From the listing below, pull each line that includes "корневого".

Data section:
^^^^^^^^

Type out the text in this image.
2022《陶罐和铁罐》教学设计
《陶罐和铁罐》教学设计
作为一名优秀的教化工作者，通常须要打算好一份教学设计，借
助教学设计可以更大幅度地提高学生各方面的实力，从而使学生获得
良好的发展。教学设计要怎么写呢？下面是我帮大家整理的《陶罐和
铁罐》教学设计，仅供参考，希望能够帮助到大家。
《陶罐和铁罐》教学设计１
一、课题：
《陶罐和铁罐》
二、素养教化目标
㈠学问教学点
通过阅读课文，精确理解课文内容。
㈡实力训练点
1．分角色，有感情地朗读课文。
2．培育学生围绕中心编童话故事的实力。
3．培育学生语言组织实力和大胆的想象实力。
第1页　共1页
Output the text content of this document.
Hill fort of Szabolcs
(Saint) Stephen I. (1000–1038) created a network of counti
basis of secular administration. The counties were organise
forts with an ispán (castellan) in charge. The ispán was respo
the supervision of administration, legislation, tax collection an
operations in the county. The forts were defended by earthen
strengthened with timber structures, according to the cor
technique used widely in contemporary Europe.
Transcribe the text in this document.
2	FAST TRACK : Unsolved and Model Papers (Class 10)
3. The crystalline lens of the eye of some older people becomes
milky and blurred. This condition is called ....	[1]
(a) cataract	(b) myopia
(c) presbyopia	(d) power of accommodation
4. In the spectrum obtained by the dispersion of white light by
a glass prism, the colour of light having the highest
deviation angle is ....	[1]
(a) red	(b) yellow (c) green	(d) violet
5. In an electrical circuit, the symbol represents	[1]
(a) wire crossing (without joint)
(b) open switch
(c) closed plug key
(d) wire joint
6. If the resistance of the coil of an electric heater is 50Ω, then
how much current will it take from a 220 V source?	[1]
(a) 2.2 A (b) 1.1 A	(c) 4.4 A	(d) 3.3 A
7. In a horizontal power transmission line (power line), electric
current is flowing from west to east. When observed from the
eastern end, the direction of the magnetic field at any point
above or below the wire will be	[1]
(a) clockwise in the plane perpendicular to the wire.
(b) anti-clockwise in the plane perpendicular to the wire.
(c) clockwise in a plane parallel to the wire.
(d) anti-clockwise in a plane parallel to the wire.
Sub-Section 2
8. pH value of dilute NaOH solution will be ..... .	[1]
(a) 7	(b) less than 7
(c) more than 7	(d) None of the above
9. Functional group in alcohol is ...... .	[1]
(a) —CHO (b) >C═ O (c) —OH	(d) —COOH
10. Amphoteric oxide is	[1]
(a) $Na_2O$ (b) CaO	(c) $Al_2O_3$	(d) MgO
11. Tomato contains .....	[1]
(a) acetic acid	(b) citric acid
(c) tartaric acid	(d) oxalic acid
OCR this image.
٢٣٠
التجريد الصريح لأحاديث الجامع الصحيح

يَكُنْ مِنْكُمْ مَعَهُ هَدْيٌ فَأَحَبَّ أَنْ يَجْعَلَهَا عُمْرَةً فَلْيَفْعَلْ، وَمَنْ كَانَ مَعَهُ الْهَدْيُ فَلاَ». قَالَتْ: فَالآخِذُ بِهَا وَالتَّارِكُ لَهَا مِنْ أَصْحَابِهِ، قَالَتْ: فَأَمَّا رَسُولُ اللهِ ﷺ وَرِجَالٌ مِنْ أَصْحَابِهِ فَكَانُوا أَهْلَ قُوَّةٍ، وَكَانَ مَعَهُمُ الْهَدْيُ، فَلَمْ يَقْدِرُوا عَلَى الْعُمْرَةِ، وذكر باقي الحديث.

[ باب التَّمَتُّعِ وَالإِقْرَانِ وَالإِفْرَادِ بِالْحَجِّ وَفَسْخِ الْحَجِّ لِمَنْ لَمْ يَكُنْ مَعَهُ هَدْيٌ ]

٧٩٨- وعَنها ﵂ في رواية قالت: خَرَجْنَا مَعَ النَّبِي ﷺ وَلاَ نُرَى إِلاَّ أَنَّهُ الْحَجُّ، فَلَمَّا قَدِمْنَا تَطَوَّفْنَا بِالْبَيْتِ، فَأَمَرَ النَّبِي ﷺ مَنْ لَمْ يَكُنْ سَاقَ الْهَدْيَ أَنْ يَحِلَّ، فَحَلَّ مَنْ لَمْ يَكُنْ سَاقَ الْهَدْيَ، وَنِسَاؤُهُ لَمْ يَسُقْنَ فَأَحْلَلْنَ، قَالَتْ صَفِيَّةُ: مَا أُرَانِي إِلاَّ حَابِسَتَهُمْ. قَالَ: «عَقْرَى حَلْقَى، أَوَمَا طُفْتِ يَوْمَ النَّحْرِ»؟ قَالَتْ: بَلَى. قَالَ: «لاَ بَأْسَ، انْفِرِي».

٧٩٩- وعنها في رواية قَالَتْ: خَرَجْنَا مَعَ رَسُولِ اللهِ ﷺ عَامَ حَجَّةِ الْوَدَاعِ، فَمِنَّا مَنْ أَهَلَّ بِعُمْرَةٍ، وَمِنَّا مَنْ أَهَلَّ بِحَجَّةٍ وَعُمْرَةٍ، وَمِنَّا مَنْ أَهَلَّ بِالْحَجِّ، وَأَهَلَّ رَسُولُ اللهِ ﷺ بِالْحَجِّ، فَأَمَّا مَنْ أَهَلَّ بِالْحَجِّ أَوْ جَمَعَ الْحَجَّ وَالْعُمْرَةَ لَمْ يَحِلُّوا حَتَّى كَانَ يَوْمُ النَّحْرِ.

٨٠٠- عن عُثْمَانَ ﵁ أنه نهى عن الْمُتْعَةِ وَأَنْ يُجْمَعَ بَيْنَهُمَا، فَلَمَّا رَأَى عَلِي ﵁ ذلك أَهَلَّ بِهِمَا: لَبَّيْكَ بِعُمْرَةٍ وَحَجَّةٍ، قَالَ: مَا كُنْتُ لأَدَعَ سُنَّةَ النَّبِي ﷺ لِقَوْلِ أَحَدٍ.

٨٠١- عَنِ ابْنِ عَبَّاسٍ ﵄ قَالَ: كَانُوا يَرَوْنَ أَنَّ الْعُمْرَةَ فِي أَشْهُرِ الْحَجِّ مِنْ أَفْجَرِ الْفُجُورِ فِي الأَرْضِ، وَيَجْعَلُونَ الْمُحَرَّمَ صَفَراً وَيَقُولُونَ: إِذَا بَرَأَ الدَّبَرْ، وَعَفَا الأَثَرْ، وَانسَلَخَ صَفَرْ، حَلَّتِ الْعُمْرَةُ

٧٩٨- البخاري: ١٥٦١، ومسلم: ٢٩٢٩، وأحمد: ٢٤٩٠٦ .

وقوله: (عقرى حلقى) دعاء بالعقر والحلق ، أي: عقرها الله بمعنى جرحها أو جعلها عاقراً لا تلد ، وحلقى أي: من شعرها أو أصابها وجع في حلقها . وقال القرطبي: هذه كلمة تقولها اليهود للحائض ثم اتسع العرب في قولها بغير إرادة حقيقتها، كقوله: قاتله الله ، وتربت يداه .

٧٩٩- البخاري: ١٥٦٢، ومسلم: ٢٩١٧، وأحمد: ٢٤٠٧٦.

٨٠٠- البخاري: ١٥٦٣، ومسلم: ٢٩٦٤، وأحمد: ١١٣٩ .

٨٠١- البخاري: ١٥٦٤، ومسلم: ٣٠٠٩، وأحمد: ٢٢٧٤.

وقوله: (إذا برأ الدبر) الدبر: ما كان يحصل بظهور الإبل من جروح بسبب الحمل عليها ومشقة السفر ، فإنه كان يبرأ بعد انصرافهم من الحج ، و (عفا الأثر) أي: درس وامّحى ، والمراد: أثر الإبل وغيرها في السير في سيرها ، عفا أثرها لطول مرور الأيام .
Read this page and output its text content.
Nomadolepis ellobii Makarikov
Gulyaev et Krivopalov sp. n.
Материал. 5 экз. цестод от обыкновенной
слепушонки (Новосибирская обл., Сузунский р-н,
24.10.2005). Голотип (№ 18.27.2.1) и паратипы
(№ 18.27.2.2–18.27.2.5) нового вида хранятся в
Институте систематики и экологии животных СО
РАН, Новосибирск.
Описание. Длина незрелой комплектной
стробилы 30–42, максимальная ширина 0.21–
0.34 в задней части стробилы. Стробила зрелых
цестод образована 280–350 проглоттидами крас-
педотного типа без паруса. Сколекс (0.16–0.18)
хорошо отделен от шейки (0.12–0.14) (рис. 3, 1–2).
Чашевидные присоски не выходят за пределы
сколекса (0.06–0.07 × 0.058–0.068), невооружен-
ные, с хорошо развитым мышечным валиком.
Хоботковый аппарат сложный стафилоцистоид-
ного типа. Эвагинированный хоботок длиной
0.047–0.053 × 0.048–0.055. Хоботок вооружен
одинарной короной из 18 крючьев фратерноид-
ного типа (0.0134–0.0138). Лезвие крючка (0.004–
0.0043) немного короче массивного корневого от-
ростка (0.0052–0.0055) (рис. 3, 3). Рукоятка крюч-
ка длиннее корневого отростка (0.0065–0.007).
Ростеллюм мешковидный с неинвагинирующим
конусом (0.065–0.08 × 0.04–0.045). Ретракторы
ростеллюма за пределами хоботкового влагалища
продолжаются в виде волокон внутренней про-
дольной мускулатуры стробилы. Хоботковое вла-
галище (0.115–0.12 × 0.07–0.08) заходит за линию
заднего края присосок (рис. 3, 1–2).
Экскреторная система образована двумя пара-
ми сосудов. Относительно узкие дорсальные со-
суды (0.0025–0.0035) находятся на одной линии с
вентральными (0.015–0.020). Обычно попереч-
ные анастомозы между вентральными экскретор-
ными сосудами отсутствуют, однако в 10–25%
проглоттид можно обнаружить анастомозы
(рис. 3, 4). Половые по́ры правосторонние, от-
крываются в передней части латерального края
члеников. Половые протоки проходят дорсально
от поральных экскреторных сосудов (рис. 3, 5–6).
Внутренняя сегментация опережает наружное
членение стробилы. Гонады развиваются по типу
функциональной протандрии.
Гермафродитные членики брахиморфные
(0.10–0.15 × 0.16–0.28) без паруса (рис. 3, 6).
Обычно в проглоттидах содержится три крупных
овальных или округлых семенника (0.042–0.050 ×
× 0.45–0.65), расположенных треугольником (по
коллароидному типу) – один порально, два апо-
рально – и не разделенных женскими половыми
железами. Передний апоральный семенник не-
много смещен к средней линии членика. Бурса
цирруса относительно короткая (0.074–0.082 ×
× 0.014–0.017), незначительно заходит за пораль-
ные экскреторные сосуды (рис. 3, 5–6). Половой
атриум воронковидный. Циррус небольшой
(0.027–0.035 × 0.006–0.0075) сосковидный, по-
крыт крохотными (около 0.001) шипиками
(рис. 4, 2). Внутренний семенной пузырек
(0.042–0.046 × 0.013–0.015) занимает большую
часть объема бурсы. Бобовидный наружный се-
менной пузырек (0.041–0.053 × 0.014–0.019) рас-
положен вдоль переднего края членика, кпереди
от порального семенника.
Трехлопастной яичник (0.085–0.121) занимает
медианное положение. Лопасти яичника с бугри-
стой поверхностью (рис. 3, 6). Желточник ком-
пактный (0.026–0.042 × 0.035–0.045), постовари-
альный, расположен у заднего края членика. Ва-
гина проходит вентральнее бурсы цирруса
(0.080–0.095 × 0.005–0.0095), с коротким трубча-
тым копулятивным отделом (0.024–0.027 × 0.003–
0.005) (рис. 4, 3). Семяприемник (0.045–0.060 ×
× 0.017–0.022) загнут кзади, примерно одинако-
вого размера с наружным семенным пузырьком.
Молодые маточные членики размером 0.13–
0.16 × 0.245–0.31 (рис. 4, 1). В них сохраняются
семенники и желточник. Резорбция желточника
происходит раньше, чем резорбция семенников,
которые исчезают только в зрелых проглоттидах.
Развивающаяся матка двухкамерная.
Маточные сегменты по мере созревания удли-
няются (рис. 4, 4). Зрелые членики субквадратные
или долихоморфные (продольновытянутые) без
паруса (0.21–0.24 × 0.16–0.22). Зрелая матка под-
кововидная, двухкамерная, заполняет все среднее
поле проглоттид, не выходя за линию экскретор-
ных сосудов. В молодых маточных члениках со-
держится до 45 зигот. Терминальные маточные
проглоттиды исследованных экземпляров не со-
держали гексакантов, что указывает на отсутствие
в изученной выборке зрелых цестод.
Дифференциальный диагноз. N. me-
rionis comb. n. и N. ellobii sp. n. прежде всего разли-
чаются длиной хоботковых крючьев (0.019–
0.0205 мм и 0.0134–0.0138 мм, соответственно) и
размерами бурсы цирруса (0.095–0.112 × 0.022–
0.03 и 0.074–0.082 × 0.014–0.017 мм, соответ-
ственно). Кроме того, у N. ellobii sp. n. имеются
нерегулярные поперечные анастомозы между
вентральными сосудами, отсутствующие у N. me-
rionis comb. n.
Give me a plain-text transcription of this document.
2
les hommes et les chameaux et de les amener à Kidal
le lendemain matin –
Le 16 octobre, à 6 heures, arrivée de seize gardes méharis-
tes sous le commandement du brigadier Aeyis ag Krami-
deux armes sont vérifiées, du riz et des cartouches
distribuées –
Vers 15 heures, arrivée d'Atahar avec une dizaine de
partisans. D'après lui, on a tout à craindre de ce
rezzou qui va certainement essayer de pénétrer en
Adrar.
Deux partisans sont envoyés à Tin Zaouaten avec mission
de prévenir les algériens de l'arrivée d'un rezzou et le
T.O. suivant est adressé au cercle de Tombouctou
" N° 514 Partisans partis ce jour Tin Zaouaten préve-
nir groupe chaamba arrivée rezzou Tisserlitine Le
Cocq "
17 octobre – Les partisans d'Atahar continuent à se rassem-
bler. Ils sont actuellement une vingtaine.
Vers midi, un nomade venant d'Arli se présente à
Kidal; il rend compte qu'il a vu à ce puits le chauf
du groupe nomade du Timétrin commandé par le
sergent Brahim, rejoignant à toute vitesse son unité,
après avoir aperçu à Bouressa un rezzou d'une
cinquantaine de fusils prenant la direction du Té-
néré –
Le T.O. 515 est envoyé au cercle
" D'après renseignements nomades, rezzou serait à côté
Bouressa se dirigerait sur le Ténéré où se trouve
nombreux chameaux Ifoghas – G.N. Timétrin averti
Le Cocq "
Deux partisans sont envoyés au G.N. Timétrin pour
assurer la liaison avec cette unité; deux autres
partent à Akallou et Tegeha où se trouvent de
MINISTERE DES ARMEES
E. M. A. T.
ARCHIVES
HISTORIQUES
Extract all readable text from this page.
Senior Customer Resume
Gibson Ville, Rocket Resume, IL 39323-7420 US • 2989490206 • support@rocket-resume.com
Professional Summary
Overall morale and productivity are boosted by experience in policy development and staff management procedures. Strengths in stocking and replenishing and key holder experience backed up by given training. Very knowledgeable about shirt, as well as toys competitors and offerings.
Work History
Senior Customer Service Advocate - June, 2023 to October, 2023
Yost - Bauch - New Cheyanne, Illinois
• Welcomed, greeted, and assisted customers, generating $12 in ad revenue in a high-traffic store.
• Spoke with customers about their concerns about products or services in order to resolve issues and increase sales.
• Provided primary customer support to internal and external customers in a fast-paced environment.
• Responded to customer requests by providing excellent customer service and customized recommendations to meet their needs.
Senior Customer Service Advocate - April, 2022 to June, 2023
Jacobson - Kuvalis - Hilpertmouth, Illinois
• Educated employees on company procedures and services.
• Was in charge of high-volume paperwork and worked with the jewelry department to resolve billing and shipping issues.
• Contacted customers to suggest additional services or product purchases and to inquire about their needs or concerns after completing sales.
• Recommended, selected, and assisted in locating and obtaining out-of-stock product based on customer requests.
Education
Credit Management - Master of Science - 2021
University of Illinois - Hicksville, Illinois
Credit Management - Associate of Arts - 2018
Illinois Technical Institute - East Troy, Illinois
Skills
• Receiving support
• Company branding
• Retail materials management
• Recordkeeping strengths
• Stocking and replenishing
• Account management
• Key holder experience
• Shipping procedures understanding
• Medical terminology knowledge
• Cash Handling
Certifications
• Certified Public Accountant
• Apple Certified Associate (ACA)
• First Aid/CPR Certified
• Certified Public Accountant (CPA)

^^^^^^^^

Reply:
0.0043) немного короче массивного корневого от-
ка длиннее корневого отростка (0.0065–0.007).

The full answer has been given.